- [Text passage]
====
BobJanova 6-Oct-11 12:00pm    
It's much faster than using GetPixel, and depending on the size of the image, may be good enough. Anything which requires scanning all the pixels in the image is going to be relatively slow though (and scale as n² with the size of the image).

You might be able to get away with resampling the image to a small size (say 100×100) at which point the iteration won't take much time.
I suggest iterating through the image data.

Determine the formula for the smallest circle which contains all the opaque points inside or on the circle.

The center of that circle would be the center of the opaque object.

Find the two points that are farthest apart.

distance = sqrt((x1 - x2)^2 + (y1 - y2)^2)
====
- [Items]
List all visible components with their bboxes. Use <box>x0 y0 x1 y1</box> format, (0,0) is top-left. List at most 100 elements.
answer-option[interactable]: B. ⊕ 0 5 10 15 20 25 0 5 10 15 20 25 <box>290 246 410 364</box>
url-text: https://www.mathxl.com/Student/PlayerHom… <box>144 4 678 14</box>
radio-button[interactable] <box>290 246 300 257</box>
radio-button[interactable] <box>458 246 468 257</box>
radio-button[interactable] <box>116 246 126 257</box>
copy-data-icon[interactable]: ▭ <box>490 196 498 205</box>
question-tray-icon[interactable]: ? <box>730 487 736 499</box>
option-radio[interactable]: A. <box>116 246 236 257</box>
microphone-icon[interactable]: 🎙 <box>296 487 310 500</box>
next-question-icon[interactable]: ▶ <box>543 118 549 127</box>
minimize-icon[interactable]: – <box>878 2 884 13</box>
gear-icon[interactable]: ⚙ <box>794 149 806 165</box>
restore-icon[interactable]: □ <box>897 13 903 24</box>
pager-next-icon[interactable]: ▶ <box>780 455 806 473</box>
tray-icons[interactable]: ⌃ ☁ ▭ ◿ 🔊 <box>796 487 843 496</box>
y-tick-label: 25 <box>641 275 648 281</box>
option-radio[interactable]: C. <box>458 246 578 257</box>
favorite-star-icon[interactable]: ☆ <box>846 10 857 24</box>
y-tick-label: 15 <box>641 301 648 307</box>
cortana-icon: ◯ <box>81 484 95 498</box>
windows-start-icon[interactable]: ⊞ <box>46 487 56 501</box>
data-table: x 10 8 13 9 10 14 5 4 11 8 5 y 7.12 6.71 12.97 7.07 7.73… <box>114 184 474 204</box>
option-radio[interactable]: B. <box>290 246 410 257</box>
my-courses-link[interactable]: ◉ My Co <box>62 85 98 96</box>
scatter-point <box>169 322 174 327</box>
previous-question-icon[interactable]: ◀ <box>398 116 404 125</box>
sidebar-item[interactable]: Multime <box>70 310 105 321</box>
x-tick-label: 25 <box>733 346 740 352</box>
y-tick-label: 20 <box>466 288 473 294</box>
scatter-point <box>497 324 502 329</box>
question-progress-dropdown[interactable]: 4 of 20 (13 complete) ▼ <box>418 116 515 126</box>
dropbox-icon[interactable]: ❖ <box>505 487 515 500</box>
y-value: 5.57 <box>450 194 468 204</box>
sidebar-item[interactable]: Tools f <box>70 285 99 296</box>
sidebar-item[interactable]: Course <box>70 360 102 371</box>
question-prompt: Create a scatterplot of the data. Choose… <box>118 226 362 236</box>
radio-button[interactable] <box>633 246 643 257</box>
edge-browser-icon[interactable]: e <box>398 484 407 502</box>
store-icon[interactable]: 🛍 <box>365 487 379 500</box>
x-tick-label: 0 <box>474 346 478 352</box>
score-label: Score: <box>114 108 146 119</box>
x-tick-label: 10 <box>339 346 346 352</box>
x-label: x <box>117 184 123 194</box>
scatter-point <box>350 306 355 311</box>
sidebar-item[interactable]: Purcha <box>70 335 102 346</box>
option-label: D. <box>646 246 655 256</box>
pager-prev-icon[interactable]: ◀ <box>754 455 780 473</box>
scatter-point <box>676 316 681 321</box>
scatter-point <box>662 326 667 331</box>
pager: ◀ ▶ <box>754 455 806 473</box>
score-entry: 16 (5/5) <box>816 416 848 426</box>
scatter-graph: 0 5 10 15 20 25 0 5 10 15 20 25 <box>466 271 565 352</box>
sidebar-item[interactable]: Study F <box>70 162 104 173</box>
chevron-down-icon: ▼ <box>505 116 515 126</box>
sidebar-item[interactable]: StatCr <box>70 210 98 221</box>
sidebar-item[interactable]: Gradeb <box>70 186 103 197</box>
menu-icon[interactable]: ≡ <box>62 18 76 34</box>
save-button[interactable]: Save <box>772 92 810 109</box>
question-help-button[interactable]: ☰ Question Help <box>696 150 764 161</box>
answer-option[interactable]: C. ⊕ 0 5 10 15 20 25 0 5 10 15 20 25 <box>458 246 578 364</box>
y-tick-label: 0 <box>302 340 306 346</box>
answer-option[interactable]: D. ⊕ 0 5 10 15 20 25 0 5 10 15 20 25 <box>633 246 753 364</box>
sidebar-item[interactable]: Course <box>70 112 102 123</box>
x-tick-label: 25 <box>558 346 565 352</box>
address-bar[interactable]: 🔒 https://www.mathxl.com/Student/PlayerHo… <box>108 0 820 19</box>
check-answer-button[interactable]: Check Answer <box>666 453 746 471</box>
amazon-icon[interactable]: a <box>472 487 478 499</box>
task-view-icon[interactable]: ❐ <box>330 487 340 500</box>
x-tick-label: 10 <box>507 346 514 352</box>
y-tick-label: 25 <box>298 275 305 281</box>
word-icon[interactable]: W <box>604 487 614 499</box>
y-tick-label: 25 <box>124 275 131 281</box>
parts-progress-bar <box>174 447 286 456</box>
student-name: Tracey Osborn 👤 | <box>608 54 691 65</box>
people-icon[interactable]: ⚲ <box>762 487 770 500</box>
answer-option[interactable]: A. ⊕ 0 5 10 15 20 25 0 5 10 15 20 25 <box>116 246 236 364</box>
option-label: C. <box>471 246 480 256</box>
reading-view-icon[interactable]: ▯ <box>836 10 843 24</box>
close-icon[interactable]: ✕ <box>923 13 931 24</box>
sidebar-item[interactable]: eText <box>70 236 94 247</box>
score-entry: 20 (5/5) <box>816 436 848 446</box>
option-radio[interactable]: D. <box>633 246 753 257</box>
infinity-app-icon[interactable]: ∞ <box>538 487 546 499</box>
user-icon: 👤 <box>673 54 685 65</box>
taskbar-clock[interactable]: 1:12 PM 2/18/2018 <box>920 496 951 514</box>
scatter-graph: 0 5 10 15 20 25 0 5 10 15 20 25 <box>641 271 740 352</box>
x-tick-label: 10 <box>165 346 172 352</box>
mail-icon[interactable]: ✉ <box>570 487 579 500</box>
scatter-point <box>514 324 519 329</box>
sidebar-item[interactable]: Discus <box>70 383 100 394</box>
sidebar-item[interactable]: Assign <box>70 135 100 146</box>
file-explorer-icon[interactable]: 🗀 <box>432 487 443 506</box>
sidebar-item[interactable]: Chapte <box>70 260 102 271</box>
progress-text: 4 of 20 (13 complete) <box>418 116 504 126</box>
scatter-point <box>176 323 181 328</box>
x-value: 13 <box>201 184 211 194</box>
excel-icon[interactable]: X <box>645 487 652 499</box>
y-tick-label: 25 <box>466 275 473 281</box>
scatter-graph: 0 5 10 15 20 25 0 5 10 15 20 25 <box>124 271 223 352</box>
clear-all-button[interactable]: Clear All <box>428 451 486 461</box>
====
- [Exercise 1]
Answer these questions using the forum thread:
(a) How does scanning all the pixels in an image scale with the size of the image?
(b) What small size is suggested as an example for resampling the image?
(c) The center of which circle would be the center of the opaque object?
- [Exercise 2]
From the forum thread, output the passage starting with "You might be" and going on through "on the circle.", without changing a word.
The data above has no connection to the forum thread.

- [Full answer 1]
(a) It scales as n² with the size of the image.
(b) 100×100.
(c) The smallest circle that contains all the opaque points inside or on the circle.

- [Full answer 2]
You might be able to get away with resampling the image to a small size (say 100×100) at which point the iteration won't take much time.
I suggest iterating through the image data.

Determine the formula for the smallest circle which contains all the opaque points inside or on the circle.